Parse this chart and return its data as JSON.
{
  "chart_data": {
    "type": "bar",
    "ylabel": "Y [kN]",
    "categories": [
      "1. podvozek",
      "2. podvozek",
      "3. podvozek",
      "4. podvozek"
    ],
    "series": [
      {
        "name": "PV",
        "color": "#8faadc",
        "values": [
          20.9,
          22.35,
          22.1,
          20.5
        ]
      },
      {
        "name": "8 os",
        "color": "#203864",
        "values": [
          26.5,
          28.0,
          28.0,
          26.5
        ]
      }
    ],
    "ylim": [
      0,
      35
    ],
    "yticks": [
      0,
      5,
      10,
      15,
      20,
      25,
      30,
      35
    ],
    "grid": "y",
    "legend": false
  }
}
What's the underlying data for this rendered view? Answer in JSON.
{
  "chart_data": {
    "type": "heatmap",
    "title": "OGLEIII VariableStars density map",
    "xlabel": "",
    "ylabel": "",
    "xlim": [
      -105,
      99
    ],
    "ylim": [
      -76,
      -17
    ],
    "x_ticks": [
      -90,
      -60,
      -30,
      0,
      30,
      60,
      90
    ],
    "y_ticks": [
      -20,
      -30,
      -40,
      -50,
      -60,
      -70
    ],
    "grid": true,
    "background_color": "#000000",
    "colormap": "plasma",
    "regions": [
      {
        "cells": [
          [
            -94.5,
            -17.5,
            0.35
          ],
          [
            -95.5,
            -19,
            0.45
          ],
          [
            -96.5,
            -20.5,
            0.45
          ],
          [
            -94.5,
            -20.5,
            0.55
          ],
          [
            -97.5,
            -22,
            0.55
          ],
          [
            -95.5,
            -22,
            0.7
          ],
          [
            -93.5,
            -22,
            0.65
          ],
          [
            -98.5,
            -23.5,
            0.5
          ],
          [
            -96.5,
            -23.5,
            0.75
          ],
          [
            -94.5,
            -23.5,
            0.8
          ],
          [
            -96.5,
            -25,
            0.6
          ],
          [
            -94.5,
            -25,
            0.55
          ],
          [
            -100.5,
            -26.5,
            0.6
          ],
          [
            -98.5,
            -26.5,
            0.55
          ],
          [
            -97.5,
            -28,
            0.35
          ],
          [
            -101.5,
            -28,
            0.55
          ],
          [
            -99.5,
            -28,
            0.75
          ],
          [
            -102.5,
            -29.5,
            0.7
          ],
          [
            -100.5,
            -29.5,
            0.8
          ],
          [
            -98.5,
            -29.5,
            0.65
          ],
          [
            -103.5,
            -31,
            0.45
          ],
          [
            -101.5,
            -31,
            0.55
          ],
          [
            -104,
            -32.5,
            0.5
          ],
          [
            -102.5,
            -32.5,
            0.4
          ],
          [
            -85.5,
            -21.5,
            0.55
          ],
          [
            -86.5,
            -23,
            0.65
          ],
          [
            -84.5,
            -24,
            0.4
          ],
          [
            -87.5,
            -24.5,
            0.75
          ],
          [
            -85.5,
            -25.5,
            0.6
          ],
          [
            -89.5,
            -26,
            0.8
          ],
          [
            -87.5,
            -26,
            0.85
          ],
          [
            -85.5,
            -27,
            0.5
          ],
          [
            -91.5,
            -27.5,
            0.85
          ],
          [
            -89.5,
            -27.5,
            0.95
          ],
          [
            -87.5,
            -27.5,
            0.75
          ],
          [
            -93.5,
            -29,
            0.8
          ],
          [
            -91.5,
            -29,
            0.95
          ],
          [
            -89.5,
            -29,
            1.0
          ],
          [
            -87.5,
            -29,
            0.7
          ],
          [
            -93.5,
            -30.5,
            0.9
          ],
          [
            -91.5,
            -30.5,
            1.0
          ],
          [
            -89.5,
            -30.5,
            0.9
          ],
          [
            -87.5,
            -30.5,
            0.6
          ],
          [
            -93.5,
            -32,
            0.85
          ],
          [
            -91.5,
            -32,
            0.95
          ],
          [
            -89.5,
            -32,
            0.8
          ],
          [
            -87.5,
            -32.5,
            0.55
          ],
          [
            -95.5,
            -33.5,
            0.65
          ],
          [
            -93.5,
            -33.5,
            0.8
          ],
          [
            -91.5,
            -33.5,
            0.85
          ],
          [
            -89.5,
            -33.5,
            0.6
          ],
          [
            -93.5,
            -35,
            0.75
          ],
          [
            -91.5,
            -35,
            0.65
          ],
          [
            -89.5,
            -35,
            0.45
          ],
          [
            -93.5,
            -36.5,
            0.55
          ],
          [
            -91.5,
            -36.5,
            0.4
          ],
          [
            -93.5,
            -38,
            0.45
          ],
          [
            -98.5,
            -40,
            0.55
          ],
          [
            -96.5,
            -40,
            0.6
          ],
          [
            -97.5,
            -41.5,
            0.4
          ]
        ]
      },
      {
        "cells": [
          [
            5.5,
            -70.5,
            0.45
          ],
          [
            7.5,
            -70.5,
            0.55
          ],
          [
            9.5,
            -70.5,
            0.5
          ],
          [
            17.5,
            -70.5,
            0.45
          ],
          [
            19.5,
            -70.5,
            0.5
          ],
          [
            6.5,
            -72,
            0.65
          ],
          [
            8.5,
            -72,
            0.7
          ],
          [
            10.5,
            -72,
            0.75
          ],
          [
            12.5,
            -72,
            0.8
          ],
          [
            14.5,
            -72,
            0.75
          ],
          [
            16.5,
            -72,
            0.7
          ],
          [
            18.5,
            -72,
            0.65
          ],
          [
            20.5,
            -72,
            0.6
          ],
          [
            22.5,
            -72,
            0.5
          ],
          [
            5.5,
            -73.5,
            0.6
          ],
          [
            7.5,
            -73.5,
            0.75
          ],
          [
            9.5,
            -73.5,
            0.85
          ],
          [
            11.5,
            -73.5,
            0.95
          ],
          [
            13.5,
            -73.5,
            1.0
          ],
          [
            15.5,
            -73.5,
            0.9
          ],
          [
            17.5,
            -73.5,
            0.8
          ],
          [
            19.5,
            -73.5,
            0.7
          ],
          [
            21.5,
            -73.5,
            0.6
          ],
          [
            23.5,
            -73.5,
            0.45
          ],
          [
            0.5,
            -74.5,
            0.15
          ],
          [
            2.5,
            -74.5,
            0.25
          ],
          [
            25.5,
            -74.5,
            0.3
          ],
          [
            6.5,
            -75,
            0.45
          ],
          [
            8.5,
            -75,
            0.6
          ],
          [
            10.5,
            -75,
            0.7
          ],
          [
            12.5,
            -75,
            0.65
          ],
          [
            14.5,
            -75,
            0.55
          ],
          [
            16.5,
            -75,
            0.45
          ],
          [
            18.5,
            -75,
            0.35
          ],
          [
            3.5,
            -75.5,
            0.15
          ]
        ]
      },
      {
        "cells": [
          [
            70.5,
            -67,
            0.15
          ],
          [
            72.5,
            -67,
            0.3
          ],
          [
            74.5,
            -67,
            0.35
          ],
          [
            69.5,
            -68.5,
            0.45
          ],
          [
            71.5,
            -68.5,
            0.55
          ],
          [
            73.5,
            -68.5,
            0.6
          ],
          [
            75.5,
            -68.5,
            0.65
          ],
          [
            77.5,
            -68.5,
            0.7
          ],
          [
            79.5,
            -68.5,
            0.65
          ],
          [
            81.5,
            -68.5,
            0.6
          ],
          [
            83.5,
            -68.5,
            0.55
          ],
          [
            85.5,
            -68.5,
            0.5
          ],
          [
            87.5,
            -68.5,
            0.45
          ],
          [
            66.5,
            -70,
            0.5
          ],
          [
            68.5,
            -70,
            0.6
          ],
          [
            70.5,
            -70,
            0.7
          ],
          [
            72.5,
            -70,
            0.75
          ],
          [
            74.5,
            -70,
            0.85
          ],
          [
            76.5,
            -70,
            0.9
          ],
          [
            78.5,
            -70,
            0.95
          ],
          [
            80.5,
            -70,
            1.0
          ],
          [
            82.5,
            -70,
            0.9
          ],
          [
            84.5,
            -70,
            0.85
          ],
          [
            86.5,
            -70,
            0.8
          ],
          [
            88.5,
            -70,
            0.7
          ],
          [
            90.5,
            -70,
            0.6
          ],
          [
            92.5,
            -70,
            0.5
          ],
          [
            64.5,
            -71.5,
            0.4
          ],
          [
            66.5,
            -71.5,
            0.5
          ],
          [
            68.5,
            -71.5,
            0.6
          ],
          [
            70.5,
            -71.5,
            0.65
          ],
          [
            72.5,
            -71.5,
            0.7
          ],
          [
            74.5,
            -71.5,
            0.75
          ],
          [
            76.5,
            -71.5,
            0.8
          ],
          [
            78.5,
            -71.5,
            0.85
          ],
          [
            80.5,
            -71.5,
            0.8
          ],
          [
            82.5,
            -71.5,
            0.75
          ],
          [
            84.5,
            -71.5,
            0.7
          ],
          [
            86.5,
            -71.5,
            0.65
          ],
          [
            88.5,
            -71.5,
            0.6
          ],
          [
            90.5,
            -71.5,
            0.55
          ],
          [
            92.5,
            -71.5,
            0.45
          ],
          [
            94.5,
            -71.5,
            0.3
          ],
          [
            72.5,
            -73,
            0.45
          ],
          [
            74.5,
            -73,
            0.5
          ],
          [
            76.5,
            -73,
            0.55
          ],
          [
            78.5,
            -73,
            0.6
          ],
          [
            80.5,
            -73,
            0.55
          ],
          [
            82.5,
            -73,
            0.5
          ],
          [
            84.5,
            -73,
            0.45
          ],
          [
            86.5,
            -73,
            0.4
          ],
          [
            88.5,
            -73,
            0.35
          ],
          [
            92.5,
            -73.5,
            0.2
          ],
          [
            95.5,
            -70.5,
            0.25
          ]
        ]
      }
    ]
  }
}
********************
## Instruction
Each line above that holds the string "this" should be copied and shown.

## Problem solution
Parse this chart and return its data as JSON.
What's the underlying data for this rendered view? Answer in JSON.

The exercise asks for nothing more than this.